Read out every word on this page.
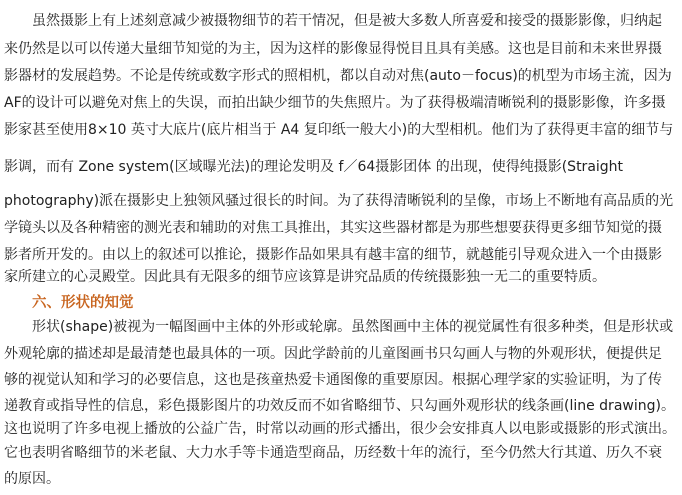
虽然摄影上有上述刻意减少被摄物细节的若干情况，但是被大多数人所喜爱和接受的摄影影像，归纳起
来仍然是以可以传递大量细节知觉的为主，因为这样的影像显得悦目且具有美感。这也是目前和未来世界摄
影器材的发展趋势。不论是传统或数字形式的照相机，都以自动对焦(auto－focus)的机型为市场主流，因为
AF的设计可以避免对焦上的失误，而拍出缺少细节的失焦照片。为了获得极端清晰锐利的摄影影像，许多摄
影家甚至使用8×10 英寸大底片(底片相当于 A4 复印纸一般大小)的大型相机。他们为了获得更丰富的细节与
影调，而有 Zone system(区域曝光法)的理论发明及 f／64摄影团体 的出现，使得纯摄影(Straight
photography)派在摄影史上独领风骚过很长的时间。为了获得清晰锐利的呈像，市场上不断地有高品质的光
学镜头以及各种精密的测光表和辅助的对焦工具推出，其实这些器材都是为那些想要获得更多细节知觉的摄
影者所开发的。由以上的叙述可以推论，摄影作品如果具有越丰富的细节，就越能引导观众进入一个由摄影
家所建立的心灵殿堂。因此具有无限多的细节应该算是讲究品质的传统摄影独一无二的重要特质。
六、形状的知觉
形状(shape)被视为一幅图画中主体的外形或轮廓。虽然图画中主体的视觉属性有很多种类，但是形状或
外观轮廓的描述却是最清楚也最具体的一项。因此学龄前的儿童图画书只勾画人与物的外观形状，便提供足
够的视觉认知和学习的必要信息，这也是孩童热爱卡通图像的重要原因。根据心理学家的实验证明，为了传
递教育或指导性的信息，彩色摄影图片的功效反而不如省略细节、只勾画外观形状的线条画(line drawing)。
这也说明了许多电视上播放的公益广告，时常以动画的形式播出，很少会安排真人以电影或摄影的形式演出。
它也表明省略细节的米老鼠、大力水手等卡通造型商品，历经数十年的流行，至今仍然大行其道、历久不衰
的原因。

» **PROBLEM**
Word for word, quote the lines above. Omit the pictures.

» **WRITTEN SOLUTION**
Read out every word on this page.
虽然摄影上有上述刻意减少被摄物细节的若干情况，但是被大多数人所喜爱和接受的摄影影像，归纳起
来仍然是以可以传递大量细节知觉的为主，因为这样的影像显得悦目且具有美感。这也是目前和未来世界摄
影器材的发展趋势。不论是传统或数字形式的照相机，都以自动对焦(auto－focus)的机型为市场主流，因为
AF的设计可以避免对焦上的失误，而拍出缺少细节的失焦照片。为了获得极端清晰锐利的摄影影像，许多摄
影家甚至使用8×10 英寸大底片(底片相当于 A4 复印纸一般大小)的大型相机。他们为了获得更丰富的细节与
影调，而有 Zone system(区域曝光法)的理论发明及 f／64摄影团体 的出现，使得纯摄影(Straight
photography)派在摄影史上独领风骚过很长的时间。为了获得清晰锐利的呈像，市场上不断地有高品质的光
学镜头以及各种精密的测光表和辅助的对焦工具推出，其实这些器材都是为那些想要获得更多细节知觉的摄
影者所开发的。由以上的叙述可以推论，摄影作品如果具有越丰富的细节，就越能引导观众进入一个由摄影
家所建立的心灵殿堂。因此具有无限多的细节应该算是讲究品质的传统摄影独一无二的重要特质。
六、形状的知觉
形状(shape)被视为一幅图画中主体的外形或轮廓。虽然图画中主体的视觉属性有很多种类，但是形状或
外观轮廓的描述却是最清楚也最具体的一项。因此学龄前的儿童图画书只勾画人与物的外观形状，便提供足
够的视觉认知和学习的必要信息，这也是孩童热爱卡通图像的重要原因。根据心理学家的实验证明，为了传
递教育或指导性的信息，彩色摄影图片的功效反而不如省略细节、只勾画外观形状的线条画(line drawing)。
这也说明了许多电视上播放的公益广告，时常以动画的形式播出，很少会安排真人以电影或摄影的形式演出。
它也表明省略细节的米老鼠、大力水手等卡通造型商品，历经数十年的流行，至今仍然大行其道、历久不衰
的原因。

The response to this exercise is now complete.